------ VORLIEGENDER TEXTAUSZUG ------

Wie in einer großen Familie

von GESA SCHÖLGENS

Sie wollte ihm eine letzte Chance geben. Wegen der Kinder, die ihren Vater vermissten. Vielleicht, weil sie Angst vor dem Alleinsein hatte. Weil sie gehofft hat, dass alles wieder gut wird. „Aber“, sagt Hatice* leise, „es hat uns nichts gebracht. Er hat sich nicht verändert.“ Jetzt ist sie wieder hier. Wie schon vor zwei Jahren hat Hatice mit ihren beiden Kindern Zuflucht im „Internationalen Frauenhaus“ der Arbeiterwohlfahrt Düsseldorf gesucht. Zuflucht vor den Schlägen, Demütigungen und Drohungen ihres Mannes. Wie die meisten der Bewohnerinnen lebte sie jahrelang wie eine Gefangene. Wenn sie das Haus verlassen durfte, dann nur in Begleitung ihres Mannes. Wollte sie etwas Bestimmtes einkaufen, musste sie um Erlaubnis bitten. Meinte er, sie sei ungehorsam, schlug er sie brutal zusammen.

------ GESAMMELTE DATEN ------

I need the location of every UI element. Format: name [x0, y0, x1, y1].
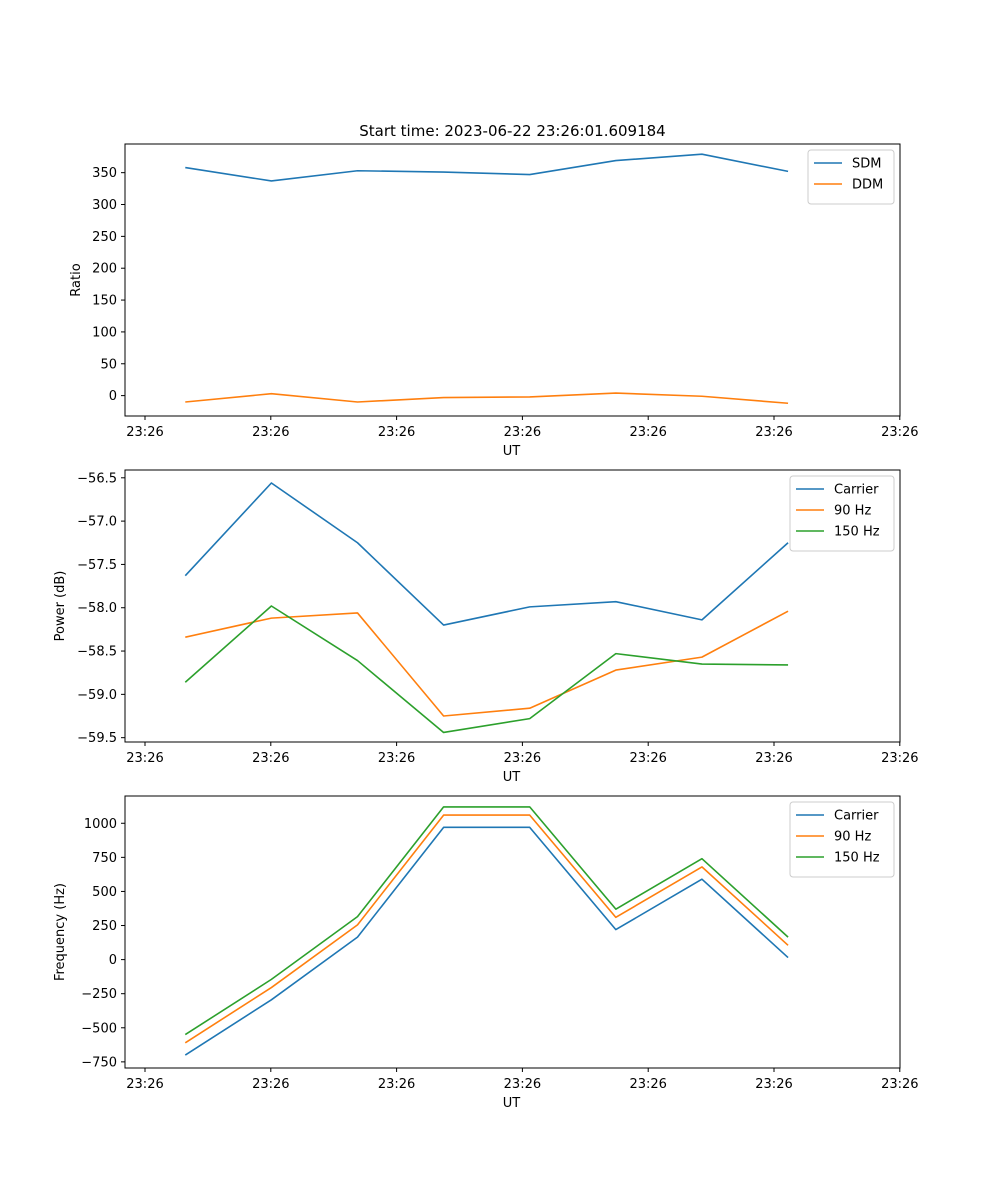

------

**IHRE AUFGABEN:**
**1)** In welcher Einrichtung sucht Hatice laut dem Auszug über das Frauenhaus mit ihren Kindern Zuflucht?
**2)** Geben Sie den Abschnitt des Auszugs über das Frauenhaus wieder, der mit den Worten „Sie wollte ihm“ beginnt und mit „sie brutal zusammen.“ endet, und ersetzen Sie darin „Zuflucht“ durch „Schutz“.

**ERWARTETE ANTWORTEN:**
**1)** Im „Internationalen Frauenhaus“ der Arbeiterwohlfahrt Düsseldorf.

**2)**
Sie wollte ihm eine letzte Chance geben. Wegen der Kinder, die ihren Vater vermissten. Vielleicht, weil sie Angst vor dem Alleinsein hatte. Weil sie gehofft hat, dass alles wieder gut wird. „Aber“, sagt Hatice* leise, „es hat uns nichts gebracht. Er hat sich nicht verändert.“ Jetzt ist sie wieder hier. Wie schon vor zwei Jahren hat Hatice mit ihren beiden Kindern Schutz im „Internationalen Frauenhaus“ der Arbeiterwohlfahrt Düsseldorf gesucht. Schutz vor den Schlägen, Demütigungen und Drohungen ihres Mannes. Wie die meisten der Bewohnerinnen lebte sie jahrelang wie eine Gefangene. Wenn sie das Haus verlassen durfte, dann nur in Begleitung ihres Mannes. Wollte sie etwas Bestimmtes einkaufen, musste sie um Erlaubnis bitten. Meinte er, sie sei ungehorsam, schlug er sie brutal zusammen.